**Text to read:**
--------

Shirley Sherrod's quick dismissal from the Obama administration may have had less to do with her comments on race before the NAACP than her long involvement in the aptly named Pigford case, a class action against the US government on behalf of black farmers alleging that the US Department of Agriculture (USDA) had discriminated against black farmers during the period from 1983 through 1997. According to Wikipedia:


The plaintiffs settled with the government in 1999. Under the consent decree, all African American farmers would be paid a "virtually automatic" US$50,000 plus granted certain loan forgiveness and tax offsets. This process was called "Track A".[2]


Alternatively, affected farmers could follow the "Track B" process, seeking a larger payment by presenting a greater amount of evidence - the legal standard in this case was to have a preponderance of evidence along with evidence of greater damages....

--------

**Raw data:**
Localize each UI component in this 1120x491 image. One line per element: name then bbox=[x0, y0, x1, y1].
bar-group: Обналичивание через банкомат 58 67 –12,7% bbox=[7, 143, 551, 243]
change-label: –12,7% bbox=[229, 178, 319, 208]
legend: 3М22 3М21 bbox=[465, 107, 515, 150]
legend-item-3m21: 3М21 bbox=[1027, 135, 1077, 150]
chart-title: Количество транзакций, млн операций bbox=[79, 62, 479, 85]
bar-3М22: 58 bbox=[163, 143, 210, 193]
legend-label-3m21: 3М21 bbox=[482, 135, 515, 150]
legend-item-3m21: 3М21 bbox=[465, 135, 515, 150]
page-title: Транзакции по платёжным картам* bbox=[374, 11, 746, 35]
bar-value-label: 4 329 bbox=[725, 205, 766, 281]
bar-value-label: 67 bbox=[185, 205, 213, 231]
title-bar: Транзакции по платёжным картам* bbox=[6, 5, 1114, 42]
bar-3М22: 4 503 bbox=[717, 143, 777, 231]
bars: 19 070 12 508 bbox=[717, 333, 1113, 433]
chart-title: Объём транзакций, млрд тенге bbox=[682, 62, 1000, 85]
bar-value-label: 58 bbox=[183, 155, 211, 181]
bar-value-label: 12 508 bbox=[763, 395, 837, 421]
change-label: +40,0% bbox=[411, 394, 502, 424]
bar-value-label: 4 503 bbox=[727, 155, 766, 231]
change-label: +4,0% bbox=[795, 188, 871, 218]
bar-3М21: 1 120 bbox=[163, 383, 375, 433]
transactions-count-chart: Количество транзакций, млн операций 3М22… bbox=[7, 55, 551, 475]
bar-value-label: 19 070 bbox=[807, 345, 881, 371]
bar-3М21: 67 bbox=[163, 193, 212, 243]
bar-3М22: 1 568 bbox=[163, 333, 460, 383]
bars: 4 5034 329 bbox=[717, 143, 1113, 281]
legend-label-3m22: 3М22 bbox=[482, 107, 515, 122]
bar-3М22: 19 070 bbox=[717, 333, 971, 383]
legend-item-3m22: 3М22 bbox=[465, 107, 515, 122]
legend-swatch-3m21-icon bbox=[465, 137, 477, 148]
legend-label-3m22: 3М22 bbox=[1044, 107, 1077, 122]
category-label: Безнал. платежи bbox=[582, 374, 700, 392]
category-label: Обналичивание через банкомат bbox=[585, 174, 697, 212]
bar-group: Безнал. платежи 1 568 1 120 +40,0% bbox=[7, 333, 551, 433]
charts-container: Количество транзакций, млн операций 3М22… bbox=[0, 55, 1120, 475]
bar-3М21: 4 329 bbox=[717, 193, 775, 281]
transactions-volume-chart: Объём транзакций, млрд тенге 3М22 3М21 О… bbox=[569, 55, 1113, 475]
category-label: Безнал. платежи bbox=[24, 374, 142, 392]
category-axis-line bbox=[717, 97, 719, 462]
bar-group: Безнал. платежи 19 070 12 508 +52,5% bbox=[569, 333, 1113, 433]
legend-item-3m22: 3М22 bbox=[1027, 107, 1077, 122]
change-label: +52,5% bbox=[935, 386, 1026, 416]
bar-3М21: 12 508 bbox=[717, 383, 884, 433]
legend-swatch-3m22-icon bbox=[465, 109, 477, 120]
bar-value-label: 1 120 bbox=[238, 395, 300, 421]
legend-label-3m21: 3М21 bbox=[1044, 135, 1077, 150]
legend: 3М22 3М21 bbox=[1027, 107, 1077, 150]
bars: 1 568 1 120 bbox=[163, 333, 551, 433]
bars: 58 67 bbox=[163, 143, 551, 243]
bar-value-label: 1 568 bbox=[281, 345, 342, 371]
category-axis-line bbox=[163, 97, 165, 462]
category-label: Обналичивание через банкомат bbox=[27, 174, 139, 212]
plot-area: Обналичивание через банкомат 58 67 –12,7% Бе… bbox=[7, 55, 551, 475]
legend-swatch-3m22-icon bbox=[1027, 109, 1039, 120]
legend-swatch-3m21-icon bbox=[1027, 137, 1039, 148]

--------

**To do:**
1/ In the passage on the Pigford case, restate the stretch from "Alternatively, affected farmers" through "of greater damages....", swapping "preponderance" for "majority".
2/ According to the passage on the Pigford case, what did the consent decree provide to all African American farmers under "Track A"?
3/ List every year mentioned in the passage on the Pigford case.
The lines play no part in this exercise.

**Answers to the tasks:**
1/
Alternatively, affected farmers could follow the "Track B" process, seeking a larger payment by presenting a greater amount of evidence - the legal standard in this case was to have a majority of evidence along with evidence of greater damages....

2/ A "virtually automatic" US$50,000, plus certain loan forgiveness and tax offsets.

3/ 1983, 1997, 1999